# TASK TO CARRY OUT:
Write the number of lines holding the word "PLGA", and nothing else.

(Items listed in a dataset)
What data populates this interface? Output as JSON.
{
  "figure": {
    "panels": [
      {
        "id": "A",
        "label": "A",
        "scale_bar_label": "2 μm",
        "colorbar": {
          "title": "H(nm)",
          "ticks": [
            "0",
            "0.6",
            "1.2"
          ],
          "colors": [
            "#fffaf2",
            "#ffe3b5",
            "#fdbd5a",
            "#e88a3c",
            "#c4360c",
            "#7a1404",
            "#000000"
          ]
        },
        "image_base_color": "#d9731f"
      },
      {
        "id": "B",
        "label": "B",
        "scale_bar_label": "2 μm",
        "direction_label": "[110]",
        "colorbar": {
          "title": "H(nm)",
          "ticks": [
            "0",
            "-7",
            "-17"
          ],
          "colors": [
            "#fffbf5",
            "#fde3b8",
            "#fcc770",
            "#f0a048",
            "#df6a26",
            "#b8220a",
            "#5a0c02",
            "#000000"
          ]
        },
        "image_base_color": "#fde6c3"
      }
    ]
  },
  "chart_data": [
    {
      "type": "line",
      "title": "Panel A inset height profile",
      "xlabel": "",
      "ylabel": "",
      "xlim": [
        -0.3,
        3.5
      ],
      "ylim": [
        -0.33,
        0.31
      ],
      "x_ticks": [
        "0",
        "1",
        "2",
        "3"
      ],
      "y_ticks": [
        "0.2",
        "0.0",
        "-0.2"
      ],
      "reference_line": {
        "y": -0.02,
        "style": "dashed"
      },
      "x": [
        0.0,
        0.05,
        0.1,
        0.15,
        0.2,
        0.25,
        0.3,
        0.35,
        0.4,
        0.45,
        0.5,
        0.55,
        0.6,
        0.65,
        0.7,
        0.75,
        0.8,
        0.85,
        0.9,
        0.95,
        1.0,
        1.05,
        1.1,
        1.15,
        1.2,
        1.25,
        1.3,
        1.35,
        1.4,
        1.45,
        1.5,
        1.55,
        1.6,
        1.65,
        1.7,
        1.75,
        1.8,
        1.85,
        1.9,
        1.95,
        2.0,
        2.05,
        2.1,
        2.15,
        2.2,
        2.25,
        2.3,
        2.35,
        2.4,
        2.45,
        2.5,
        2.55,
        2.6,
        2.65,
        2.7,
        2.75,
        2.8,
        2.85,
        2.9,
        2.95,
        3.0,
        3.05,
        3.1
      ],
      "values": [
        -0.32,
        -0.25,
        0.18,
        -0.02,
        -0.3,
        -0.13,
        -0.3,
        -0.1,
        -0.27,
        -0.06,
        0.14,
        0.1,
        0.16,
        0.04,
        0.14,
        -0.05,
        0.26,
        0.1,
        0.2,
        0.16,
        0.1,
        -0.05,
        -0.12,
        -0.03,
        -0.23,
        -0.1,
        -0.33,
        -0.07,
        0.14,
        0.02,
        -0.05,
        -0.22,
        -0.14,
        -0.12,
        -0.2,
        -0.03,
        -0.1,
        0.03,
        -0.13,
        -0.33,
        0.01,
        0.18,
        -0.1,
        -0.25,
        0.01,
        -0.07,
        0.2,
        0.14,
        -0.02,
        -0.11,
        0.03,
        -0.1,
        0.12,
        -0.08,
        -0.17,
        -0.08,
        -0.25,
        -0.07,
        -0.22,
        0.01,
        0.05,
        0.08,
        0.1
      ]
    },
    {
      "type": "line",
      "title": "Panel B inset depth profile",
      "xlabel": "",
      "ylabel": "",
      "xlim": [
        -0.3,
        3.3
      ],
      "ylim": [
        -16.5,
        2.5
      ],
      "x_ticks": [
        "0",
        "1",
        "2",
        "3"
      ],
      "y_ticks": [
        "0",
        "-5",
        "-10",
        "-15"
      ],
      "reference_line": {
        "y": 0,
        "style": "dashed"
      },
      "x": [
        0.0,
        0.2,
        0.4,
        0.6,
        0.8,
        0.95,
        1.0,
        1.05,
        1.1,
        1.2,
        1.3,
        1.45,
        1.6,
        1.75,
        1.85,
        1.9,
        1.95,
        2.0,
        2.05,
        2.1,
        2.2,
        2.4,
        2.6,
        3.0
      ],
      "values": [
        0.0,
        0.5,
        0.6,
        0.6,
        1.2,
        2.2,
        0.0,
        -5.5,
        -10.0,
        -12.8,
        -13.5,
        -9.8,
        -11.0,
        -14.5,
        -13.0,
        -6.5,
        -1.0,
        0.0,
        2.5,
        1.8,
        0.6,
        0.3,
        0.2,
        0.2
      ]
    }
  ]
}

==

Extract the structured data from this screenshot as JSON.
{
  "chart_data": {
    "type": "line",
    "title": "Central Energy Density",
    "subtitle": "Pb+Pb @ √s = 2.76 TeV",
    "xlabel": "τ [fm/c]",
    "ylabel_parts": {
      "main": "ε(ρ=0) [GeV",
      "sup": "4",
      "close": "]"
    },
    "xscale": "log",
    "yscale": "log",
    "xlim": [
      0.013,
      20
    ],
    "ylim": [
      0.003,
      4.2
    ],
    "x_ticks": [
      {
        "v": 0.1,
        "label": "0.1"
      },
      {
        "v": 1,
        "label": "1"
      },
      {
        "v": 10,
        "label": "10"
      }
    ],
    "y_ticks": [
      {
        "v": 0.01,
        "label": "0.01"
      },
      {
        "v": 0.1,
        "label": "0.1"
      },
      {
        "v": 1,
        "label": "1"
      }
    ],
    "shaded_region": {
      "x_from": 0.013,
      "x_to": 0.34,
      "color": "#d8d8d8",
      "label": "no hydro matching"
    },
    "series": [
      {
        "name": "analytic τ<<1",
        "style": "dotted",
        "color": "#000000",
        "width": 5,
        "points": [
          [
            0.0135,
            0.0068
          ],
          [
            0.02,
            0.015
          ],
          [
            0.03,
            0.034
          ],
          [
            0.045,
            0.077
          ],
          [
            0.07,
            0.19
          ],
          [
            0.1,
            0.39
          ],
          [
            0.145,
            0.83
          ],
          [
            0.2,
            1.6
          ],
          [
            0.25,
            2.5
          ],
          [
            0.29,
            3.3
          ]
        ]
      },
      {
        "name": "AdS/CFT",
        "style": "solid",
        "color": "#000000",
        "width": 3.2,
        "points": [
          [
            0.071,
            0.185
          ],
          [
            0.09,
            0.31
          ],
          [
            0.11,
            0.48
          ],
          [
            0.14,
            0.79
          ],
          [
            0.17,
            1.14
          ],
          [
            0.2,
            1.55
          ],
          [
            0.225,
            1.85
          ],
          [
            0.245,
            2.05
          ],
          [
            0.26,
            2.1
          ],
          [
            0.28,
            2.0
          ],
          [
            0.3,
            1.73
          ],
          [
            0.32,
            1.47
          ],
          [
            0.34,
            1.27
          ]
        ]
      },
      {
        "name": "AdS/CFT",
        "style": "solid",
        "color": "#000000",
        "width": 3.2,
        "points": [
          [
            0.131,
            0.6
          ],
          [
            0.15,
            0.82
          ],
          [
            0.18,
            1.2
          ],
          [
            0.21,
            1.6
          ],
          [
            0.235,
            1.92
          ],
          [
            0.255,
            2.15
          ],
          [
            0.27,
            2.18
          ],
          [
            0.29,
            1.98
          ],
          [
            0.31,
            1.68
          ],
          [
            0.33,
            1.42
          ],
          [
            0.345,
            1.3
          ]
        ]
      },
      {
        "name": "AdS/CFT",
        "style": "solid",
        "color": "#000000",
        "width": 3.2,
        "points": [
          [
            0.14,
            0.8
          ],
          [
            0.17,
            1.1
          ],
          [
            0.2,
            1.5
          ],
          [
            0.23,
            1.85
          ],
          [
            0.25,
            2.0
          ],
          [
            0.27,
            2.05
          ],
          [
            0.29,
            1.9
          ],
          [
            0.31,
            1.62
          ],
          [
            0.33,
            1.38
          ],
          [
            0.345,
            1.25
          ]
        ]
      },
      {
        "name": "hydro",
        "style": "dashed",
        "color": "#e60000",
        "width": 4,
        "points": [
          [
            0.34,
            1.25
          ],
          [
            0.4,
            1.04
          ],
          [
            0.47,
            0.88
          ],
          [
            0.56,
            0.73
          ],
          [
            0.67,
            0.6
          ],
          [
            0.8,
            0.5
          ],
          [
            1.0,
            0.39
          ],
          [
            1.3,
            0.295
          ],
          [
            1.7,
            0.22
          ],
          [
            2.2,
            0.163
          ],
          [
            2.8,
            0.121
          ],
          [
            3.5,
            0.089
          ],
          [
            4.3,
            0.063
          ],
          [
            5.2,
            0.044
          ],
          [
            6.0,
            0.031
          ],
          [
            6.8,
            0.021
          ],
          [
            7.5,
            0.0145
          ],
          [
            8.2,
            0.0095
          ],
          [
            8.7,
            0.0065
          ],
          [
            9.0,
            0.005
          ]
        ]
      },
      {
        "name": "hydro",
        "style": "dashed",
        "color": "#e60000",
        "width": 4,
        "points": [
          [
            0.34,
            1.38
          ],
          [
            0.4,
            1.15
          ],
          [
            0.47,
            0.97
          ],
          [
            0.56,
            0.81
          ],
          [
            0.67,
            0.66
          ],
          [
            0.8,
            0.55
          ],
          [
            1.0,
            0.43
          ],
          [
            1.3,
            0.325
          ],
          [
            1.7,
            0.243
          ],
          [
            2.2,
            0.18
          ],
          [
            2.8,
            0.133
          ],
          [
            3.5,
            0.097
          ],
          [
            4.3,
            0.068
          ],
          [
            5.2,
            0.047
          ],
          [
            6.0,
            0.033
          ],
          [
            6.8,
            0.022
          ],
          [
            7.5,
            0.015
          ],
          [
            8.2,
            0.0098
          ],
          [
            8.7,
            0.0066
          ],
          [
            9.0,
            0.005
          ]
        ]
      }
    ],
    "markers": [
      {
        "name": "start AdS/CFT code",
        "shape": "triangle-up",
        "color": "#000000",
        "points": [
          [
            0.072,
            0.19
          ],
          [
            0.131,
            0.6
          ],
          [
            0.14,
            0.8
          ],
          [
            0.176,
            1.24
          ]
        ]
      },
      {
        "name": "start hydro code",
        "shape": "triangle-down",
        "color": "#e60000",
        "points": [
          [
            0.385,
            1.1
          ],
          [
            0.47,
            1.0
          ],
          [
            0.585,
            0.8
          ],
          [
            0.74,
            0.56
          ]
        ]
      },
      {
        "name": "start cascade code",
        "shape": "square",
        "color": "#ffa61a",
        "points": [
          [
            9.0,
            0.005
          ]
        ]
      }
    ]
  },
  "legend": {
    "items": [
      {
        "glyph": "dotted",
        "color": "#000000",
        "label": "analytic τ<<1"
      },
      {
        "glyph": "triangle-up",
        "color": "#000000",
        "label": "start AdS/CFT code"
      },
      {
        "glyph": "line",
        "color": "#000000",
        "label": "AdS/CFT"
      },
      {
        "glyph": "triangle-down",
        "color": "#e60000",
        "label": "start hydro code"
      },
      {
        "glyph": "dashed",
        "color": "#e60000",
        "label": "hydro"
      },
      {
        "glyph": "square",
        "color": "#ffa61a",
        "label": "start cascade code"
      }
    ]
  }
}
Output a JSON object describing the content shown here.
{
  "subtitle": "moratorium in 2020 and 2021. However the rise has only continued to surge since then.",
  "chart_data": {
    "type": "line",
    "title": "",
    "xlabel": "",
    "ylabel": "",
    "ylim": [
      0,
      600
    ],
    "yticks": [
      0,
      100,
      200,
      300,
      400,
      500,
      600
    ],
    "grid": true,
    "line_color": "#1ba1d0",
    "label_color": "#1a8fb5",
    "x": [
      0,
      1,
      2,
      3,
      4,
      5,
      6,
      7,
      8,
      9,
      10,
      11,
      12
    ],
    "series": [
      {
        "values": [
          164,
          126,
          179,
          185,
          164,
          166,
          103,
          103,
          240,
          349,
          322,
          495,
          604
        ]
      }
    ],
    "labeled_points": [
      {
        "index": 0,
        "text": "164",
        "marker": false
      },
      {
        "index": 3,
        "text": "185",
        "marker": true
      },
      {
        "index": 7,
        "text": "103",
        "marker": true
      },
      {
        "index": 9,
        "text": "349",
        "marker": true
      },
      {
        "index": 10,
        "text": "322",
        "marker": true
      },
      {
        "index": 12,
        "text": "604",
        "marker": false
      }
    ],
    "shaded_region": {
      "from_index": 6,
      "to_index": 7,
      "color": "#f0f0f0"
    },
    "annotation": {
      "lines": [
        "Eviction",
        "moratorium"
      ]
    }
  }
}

* * *

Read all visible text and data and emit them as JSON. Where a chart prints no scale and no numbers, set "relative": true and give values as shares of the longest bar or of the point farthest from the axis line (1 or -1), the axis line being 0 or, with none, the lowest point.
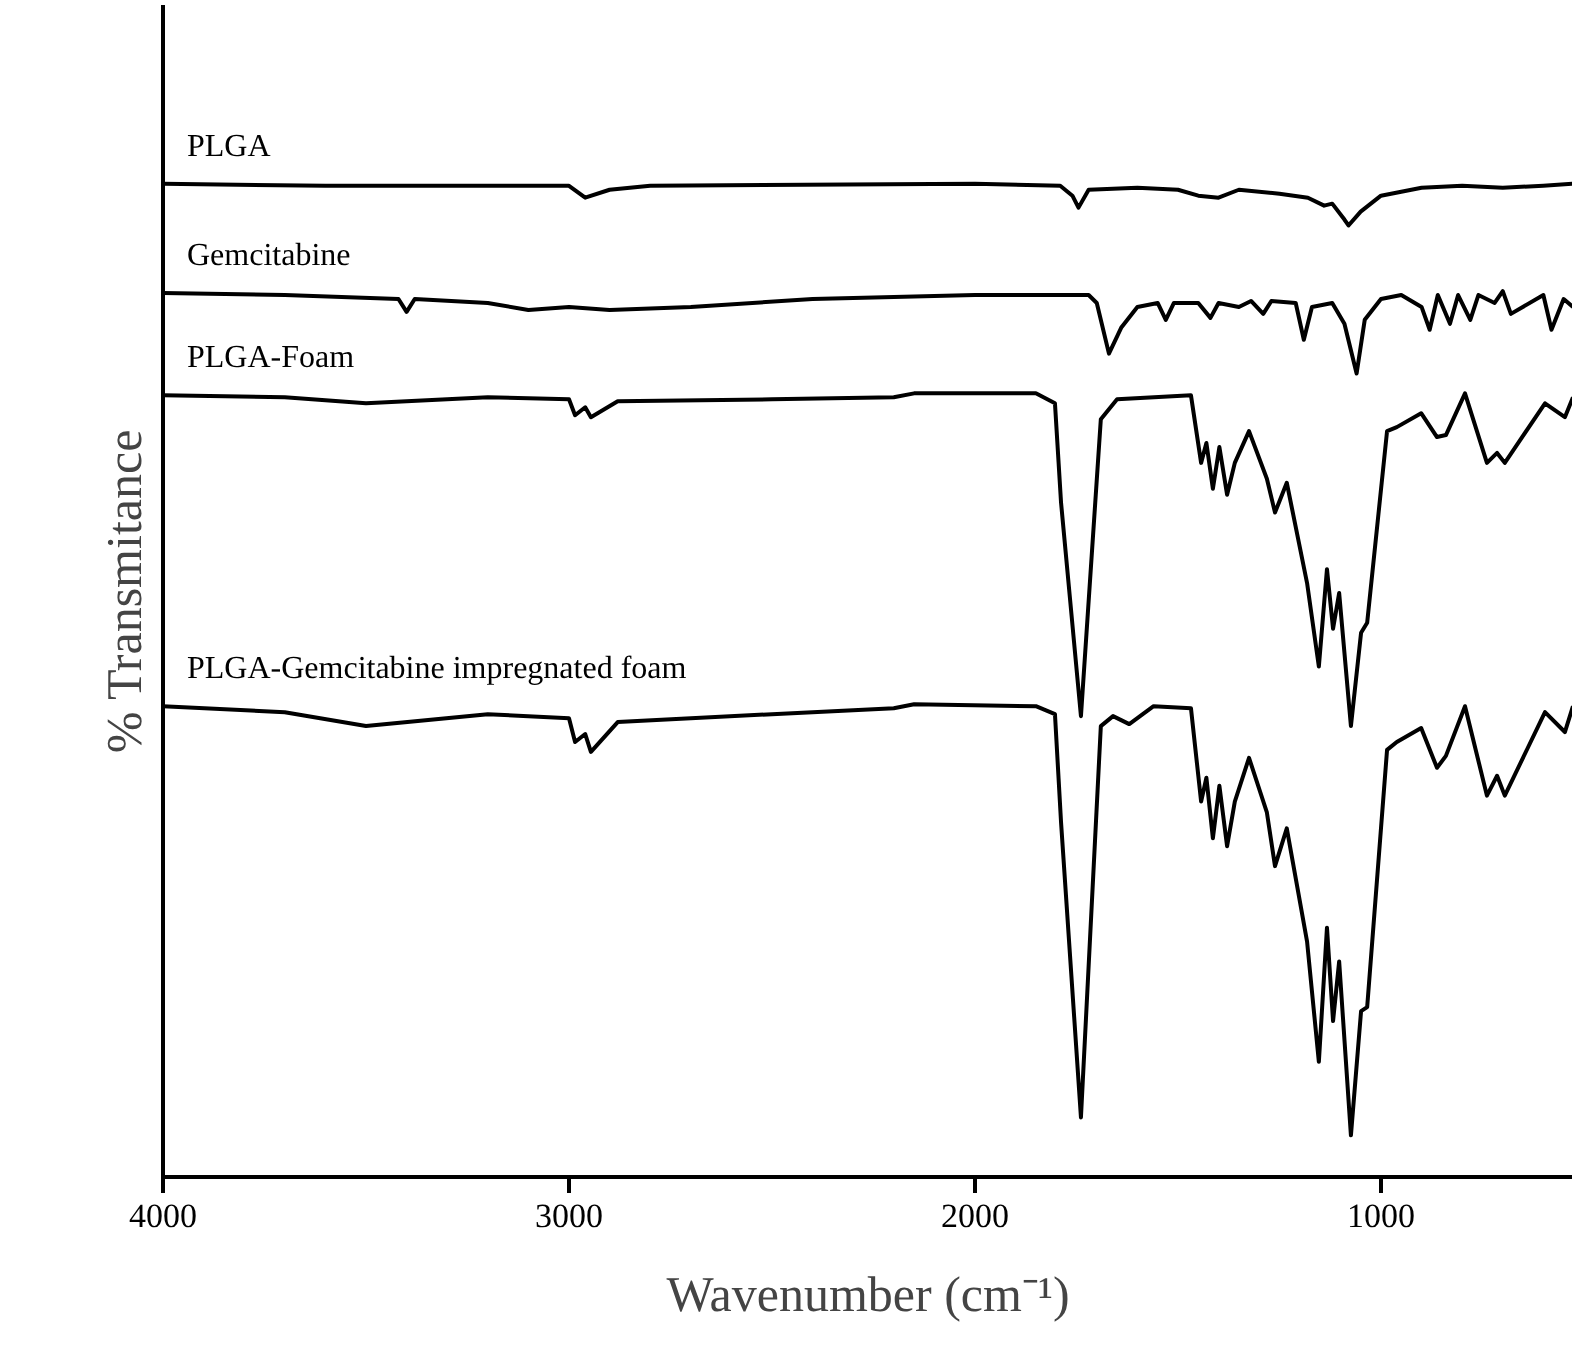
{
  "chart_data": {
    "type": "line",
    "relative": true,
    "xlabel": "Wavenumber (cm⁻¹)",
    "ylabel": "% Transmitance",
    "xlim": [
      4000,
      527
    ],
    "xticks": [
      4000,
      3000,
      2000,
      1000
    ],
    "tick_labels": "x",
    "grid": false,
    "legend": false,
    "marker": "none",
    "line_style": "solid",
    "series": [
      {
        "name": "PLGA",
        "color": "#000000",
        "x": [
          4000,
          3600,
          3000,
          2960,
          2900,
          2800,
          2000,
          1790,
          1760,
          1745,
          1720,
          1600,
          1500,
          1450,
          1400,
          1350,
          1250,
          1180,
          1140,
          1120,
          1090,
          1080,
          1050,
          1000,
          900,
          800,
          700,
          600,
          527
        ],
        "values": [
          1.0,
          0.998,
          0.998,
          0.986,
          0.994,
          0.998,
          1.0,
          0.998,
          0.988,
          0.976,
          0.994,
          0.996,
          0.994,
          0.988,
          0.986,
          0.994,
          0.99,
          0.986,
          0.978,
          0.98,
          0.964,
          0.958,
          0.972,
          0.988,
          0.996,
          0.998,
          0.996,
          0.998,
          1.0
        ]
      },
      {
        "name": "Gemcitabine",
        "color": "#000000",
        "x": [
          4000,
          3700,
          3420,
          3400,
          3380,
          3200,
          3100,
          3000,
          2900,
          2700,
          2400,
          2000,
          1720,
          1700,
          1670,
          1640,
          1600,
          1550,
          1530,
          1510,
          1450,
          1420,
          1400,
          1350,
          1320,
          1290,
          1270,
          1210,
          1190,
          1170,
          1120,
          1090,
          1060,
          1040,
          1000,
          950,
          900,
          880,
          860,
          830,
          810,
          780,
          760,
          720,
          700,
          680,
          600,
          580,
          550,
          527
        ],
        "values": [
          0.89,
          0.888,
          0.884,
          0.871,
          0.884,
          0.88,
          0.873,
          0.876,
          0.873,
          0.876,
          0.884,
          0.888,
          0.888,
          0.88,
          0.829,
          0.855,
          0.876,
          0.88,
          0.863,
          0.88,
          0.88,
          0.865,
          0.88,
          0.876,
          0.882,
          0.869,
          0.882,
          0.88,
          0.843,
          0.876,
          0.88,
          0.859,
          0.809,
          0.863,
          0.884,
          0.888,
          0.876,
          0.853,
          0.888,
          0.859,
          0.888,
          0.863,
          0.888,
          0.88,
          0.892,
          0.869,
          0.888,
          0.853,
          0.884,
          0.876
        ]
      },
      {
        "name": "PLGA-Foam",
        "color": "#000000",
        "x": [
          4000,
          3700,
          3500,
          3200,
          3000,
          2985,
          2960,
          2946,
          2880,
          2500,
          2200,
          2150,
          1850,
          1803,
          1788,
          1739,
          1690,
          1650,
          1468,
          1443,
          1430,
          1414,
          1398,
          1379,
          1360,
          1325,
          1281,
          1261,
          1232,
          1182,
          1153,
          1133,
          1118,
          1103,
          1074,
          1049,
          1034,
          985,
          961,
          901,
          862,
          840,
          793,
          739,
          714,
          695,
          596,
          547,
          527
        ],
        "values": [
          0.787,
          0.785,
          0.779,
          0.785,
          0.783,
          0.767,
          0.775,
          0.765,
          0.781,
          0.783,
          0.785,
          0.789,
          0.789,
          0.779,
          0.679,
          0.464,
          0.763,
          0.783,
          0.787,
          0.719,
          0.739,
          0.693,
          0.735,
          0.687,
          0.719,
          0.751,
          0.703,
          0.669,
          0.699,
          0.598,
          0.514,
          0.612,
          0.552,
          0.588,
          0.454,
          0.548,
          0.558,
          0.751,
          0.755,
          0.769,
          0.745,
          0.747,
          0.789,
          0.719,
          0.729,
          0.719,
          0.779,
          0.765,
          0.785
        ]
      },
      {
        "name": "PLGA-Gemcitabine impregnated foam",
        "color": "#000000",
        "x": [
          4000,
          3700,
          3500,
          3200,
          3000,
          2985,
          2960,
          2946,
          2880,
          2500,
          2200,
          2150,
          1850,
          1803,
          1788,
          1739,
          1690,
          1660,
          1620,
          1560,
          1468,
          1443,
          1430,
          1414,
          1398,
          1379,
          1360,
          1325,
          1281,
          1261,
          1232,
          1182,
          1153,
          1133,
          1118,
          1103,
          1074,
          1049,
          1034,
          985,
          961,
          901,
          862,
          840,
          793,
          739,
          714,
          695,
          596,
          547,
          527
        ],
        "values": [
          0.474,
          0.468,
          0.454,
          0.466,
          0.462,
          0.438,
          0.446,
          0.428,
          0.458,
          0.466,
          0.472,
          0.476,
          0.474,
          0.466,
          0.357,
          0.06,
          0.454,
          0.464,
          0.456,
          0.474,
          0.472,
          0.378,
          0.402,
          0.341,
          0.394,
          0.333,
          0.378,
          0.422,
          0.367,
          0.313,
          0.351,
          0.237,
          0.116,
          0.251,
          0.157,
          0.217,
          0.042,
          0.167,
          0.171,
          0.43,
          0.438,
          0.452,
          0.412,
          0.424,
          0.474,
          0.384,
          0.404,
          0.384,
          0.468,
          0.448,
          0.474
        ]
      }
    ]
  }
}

# EXERCISE RESPONSE:
3